[Stored records]
^^^^
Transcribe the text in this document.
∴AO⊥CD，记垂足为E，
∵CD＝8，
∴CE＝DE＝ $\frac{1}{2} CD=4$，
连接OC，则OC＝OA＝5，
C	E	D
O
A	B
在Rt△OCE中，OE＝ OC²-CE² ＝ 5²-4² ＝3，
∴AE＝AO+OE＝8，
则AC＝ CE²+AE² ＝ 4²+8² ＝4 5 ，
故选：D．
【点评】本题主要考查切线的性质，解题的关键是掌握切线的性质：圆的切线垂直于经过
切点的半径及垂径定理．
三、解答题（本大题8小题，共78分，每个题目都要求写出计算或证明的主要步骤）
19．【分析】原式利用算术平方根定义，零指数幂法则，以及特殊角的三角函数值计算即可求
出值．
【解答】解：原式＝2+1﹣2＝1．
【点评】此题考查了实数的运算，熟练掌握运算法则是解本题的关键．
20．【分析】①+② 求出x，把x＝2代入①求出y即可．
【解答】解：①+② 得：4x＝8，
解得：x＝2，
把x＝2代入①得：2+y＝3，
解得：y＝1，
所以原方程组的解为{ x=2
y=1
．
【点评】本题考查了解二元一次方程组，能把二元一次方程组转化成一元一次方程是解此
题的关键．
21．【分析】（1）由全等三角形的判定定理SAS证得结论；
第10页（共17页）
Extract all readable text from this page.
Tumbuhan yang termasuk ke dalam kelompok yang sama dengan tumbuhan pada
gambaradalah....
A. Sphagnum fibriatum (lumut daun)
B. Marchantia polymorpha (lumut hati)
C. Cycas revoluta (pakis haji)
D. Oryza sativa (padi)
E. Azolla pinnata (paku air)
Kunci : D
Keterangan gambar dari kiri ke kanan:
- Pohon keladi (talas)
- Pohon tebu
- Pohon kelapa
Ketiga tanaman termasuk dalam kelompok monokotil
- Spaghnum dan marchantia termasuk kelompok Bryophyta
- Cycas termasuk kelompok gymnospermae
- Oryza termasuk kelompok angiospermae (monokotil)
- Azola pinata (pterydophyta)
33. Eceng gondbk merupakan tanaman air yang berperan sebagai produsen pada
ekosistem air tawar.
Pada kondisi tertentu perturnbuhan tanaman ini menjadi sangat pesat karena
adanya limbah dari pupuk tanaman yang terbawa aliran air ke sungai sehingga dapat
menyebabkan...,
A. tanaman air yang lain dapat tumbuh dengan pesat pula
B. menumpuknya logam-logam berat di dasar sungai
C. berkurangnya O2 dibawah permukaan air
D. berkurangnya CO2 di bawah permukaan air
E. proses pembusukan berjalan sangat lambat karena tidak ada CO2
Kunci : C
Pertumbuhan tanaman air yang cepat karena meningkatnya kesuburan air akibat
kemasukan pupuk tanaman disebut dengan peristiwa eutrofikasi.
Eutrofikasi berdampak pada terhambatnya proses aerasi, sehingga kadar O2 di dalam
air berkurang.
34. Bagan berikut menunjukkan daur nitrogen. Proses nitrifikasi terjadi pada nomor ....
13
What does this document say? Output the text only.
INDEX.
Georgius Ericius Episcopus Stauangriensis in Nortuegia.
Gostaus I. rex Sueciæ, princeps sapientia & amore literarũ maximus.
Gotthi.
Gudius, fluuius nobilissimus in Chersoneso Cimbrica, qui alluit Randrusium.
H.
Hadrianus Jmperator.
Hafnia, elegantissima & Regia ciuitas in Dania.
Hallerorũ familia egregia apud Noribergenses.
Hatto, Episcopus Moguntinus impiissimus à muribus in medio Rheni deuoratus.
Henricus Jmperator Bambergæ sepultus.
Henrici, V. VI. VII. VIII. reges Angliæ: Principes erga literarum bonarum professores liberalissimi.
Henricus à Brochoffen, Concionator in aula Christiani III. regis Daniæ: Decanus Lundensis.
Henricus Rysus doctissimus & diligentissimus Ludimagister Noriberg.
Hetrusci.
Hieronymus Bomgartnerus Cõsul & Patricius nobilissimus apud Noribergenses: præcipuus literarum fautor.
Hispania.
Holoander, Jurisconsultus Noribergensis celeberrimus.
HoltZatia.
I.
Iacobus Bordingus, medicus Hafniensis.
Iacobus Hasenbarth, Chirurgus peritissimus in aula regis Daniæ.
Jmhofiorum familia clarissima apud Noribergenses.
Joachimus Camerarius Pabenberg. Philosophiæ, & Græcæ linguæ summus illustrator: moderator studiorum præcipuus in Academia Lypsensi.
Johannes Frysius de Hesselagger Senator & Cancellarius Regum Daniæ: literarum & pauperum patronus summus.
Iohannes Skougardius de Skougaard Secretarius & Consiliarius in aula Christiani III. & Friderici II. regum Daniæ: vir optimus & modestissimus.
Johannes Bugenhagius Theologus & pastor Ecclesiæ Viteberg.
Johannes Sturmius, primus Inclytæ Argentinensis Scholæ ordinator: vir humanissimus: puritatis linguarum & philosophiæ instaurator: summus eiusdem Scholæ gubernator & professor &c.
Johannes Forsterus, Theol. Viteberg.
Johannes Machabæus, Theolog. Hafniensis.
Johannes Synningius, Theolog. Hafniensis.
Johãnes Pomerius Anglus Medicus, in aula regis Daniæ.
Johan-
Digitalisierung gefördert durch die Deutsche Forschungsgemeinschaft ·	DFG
^^^^
Requirement →
Copy each line of the preceding data that contains the string "kelompok".

Worked solution →
Tumbuhan yang termasuk ke dalam kelompok yang sama dengan tumbuhan pada
Ketiga tanaman termasuk dalam kelompok monokotil
- Spaghnum dan marchantia termasuk kelompok Bryophyta
- Cycas termasuk kelompok gymnospermae
- Oryza termasuk kelompok angiospermae (monokotil)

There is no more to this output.